Of all the lines in these entries, how many contain the string "Neither"? Give only that count.

Provided data →

-.-.-

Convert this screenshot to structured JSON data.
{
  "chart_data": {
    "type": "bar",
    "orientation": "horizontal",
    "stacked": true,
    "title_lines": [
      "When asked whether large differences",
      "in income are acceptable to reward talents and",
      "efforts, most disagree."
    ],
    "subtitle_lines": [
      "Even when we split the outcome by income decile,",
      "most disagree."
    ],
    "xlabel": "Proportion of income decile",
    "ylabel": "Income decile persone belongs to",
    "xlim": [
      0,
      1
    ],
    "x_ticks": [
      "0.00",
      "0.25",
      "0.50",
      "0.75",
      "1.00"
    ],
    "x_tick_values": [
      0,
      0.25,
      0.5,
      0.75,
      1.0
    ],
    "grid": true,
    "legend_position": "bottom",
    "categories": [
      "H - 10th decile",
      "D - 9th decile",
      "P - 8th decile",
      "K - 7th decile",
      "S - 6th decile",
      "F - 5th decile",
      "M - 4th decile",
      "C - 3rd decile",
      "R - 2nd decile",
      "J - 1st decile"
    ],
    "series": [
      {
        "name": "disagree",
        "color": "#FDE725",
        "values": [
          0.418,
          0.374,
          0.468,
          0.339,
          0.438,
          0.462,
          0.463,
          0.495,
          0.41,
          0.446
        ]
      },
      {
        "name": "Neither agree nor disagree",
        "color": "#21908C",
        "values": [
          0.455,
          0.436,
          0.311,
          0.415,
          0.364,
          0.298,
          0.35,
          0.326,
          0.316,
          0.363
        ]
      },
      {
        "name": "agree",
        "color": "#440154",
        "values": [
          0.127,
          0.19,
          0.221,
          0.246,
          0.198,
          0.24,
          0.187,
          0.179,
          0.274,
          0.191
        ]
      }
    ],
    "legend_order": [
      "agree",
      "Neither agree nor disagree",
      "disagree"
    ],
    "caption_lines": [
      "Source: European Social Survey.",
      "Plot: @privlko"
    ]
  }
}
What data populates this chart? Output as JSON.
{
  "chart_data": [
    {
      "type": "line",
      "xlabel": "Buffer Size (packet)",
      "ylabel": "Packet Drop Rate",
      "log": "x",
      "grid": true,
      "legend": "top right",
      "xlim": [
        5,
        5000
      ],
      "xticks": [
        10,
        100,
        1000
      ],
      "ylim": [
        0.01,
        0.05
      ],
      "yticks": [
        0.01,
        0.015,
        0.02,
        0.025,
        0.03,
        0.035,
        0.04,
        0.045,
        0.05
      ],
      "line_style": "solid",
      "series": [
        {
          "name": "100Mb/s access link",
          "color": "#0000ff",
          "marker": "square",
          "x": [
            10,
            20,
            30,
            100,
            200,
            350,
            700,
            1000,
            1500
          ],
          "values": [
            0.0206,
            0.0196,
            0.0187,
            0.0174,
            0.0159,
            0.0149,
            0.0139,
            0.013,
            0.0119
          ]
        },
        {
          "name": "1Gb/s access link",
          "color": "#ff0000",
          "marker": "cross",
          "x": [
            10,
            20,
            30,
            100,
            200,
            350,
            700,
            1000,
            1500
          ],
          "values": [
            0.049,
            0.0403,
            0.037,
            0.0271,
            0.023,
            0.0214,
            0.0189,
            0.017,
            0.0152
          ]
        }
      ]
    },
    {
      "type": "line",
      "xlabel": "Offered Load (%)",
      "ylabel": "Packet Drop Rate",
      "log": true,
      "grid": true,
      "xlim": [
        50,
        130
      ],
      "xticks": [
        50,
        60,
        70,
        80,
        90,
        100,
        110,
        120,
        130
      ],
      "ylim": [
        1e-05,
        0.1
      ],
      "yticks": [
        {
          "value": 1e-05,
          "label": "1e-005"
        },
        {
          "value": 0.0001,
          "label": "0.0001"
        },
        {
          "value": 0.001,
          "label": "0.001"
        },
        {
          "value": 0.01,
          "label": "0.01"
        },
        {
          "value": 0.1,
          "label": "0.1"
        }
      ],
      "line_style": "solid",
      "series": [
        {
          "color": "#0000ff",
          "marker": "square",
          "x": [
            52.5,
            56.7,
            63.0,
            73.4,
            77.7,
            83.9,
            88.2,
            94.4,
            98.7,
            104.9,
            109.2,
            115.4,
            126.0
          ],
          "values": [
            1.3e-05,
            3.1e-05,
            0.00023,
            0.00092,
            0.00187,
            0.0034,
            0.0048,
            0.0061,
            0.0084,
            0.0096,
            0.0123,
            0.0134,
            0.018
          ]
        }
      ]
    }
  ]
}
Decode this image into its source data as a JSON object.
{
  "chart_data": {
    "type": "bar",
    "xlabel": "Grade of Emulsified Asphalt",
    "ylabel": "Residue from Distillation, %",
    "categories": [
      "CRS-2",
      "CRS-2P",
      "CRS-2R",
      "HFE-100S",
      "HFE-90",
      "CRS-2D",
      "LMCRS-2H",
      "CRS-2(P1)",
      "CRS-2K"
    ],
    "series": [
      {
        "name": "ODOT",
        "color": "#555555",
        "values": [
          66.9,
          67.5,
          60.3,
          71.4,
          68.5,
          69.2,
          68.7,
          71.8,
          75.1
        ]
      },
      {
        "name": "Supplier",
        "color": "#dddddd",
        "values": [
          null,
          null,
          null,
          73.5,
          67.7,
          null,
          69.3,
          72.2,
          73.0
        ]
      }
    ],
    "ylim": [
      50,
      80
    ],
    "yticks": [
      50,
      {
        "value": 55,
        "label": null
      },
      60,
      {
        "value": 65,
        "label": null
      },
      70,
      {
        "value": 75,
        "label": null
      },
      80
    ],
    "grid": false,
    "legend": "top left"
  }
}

-.-.-

Solved problem → 2